• [Your objective]: Find every line of the listing below where "Configuration" appears, and copy it.

************

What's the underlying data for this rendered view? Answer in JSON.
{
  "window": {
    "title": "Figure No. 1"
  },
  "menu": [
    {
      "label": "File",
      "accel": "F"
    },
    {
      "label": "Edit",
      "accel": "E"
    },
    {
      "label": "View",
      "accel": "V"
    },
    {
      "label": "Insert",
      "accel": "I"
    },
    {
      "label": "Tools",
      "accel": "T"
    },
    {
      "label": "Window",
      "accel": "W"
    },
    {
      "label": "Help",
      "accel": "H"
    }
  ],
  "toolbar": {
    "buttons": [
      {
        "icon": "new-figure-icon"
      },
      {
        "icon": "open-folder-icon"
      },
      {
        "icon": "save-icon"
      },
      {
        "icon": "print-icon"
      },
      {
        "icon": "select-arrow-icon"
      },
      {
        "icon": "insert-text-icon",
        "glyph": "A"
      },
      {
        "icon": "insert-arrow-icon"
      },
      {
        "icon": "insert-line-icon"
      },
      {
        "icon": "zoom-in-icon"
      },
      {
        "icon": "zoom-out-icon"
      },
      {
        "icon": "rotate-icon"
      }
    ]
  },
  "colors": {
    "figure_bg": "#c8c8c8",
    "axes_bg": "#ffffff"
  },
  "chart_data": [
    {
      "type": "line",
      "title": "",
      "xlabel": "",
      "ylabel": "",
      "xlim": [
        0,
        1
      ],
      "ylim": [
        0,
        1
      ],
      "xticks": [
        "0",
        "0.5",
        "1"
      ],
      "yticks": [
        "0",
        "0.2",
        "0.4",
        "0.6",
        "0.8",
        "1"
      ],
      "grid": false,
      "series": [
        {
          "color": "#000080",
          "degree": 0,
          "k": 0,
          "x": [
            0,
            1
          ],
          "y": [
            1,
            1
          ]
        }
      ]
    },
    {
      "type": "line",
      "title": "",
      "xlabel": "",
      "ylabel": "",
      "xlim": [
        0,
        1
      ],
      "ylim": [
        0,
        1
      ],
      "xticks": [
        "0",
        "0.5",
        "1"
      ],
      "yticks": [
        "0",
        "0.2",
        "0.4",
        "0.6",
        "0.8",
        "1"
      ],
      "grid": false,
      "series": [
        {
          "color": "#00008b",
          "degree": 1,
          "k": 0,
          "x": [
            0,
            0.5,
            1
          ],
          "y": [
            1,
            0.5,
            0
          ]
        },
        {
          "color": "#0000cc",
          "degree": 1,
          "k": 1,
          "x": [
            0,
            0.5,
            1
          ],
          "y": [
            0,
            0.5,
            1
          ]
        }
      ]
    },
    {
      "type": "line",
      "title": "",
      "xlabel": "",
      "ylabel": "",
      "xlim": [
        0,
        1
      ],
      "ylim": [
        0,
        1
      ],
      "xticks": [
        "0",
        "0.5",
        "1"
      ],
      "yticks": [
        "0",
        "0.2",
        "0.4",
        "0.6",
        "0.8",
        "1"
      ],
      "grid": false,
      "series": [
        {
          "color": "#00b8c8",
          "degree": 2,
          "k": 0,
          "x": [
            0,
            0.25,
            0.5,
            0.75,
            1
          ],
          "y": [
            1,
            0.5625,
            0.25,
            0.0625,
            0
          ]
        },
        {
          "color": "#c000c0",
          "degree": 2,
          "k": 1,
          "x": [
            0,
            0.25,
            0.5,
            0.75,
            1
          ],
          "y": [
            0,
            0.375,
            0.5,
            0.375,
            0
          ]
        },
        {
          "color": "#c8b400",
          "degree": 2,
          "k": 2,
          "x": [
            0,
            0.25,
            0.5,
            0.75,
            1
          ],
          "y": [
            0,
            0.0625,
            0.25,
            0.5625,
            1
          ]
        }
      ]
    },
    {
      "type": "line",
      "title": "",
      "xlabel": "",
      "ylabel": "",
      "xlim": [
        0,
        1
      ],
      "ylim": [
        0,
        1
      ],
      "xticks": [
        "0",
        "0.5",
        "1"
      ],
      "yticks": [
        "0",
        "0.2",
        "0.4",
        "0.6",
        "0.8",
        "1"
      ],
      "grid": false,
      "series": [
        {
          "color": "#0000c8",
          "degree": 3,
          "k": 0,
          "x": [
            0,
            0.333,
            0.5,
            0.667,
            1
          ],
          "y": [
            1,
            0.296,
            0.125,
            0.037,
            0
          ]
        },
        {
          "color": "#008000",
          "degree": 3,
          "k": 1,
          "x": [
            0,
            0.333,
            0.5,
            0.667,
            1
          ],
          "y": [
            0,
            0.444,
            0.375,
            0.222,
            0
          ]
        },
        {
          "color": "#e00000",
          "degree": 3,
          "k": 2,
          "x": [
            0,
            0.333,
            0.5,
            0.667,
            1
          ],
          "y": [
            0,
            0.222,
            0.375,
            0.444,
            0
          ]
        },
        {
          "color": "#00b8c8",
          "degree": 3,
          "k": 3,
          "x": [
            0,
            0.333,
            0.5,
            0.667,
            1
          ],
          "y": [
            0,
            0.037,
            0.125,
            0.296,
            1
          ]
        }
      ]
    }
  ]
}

************

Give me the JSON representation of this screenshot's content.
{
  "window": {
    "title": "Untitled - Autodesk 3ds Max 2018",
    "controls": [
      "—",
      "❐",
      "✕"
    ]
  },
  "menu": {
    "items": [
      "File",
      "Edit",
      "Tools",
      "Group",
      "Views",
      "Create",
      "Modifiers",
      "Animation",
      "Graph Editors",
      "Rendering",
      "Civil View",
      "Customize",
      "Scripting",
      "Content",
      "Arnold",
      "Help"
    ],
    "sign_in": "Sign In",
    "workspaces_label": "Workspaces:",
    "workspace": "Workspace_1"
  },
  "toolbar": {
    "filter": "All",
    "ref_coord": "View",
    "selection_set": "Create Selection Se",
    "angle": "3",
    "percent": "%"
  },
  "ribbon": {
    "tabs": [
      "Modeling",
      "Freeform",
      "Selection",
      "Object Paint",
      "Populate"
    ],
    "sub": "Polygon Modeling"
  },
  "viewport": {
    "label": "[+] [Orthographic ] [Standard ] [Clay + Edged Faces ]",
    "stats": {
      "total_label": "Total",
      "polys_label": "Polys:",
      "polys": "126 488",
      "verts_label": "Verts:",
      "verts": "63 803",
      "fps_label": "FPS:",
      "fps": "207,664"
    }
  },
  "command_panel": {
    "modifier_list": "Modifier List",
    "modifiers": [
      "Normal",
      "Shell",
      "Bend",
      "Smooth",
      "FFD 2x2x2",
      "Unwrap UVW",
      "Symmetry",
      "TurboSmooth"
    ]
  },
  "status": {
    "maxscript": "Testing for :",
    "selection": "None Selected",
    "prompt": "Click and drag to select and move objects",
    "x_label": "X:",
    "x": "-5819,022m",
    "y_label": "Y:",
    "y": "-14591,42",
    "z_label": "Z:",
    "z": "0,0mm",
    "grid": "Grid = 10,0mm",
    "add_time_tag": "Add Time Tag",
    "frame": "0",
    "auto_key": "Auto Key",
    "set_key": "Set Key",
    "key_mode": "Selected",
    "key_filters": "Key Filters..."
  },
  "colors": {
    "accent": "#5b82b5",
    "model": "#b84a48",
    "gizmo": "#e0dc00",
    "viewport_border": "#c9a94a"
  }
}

************

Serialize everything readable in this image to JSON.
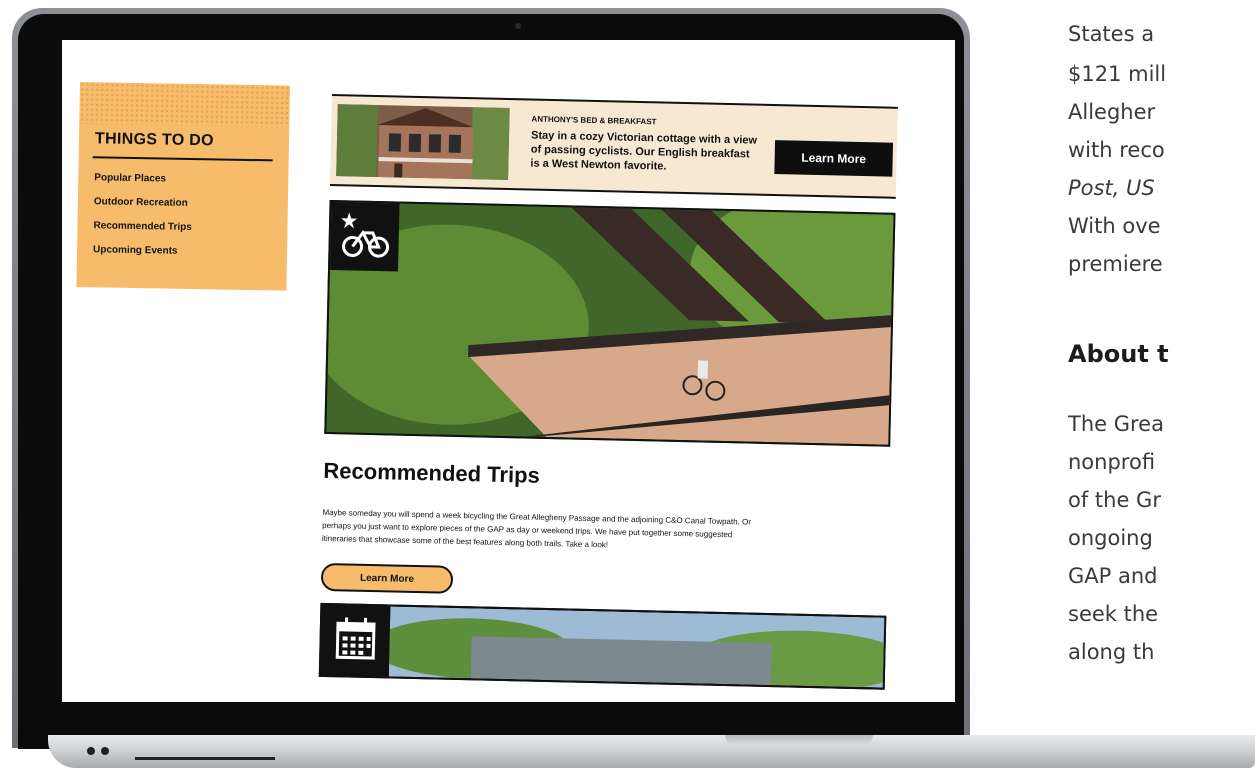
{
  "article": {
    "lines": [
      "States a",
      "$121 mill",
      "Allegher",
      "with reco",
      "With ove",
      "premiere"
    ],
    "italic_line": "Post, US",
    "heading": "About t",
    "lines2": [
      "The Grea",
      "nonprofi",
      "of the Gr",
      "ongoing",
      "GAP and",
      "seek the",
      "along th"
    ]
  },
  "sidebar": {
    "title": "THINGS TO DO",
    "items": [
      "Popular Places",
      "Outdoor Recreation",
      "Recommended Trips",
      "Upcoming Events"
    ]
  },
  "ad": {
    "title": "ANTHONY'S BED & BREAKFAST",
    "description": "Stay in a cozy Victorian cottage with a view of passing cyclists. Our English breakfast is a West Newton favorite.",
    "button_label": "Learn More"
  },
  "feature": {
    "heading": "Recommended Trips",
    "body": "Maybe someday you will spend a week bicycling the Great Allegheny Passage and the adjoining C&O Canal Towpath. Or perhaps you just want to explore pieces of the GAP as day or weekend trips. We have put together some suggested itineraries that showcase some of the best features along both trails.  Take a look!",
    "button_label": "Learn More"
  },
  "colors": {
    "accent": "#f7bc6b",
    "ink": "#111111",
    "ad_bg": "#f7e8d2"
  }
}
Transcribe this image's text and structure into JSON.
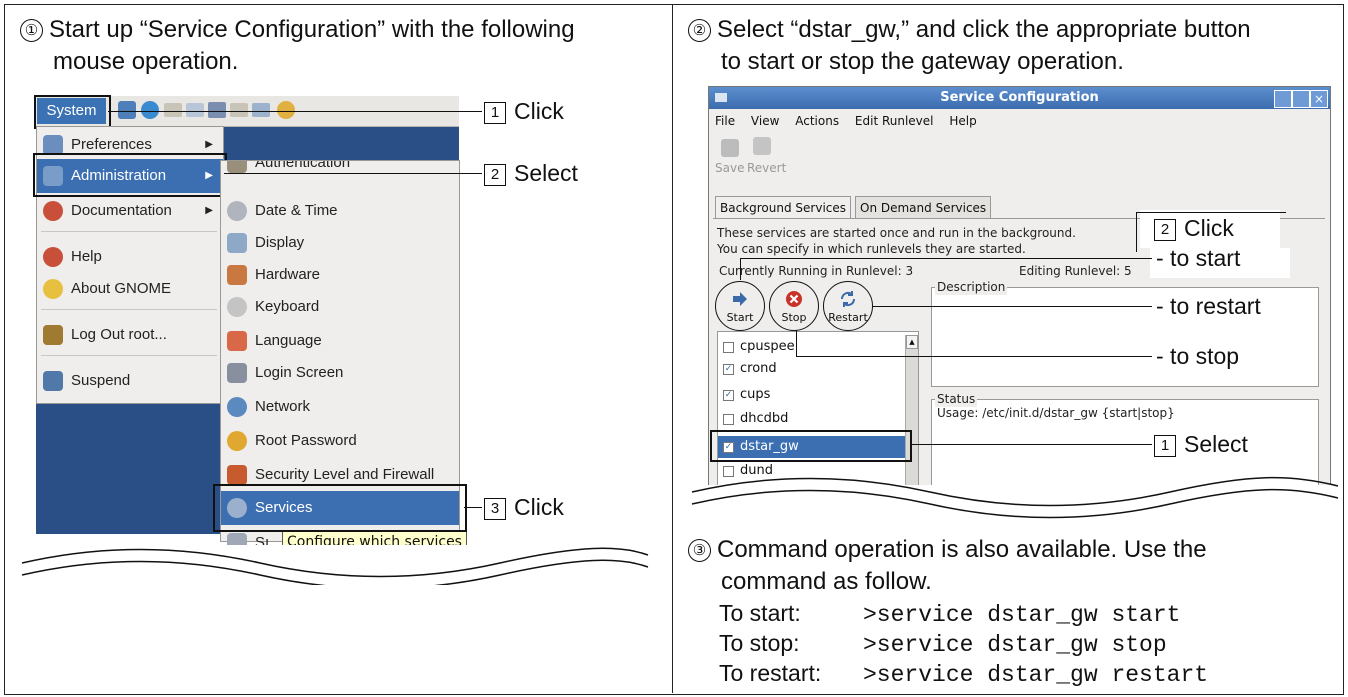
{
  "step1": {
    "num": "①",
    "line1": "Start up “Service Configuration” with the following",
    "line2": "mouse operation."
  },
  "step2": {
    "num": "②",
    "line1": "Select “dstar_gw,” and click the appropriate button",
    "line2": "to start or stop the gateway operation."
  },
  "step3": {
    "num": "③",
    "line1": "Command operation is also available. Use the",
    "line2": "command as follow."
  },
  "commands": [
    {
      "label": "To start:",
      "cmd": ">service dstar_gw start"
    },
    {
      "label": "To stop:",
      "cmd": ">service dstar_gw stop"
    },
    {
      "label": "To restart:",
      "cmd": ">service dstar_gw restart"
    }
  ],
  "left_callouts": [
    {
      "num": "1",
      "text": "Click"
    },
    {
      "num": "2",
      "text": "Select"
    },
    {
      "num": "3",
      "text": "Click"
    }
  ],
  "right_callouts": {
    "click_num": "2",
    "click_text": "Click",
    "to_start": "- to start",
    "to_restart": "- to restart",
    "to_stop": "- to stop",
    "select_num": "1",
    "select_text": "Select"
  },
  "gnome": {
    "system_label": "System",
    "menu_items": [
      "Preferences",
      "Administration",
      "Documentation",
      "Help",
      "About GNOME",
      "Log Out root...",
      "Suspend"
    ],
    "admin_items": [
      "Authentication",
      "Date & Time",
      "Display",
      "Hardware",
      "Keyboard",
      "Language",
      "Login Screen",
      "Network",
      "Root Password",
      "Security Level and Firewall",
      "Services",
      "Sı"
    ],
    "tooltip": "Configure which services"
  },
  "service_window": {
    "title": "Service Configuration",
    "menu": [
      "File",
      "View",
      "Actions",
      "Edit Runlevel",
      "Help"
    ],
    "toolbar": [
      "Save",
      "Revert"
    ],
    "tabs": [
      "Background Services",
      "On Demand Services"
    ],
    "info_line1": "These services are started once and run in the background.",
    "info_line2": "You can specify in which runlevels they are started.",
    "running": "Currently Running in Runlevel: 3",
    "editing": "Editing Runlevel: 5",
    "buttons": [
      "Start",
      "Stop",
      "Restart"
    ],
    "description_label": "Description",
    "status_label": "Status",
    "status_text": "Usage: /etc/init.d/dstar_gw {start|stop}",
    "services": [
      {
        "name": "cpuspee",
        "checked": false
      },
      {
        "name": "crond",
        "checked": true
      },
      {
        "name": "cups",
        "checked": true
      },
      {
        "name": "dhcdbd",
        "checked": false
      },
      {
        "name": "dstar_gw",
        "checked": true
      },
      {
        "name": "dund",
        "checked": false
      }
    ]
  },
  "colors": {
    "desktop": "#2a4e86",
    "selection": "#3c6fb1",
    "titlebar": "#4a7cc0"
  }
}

************

• [Solution to this exercise]:
    "line1": "Start up “Service Configuration” with the following",
    "title": "Service Configuration",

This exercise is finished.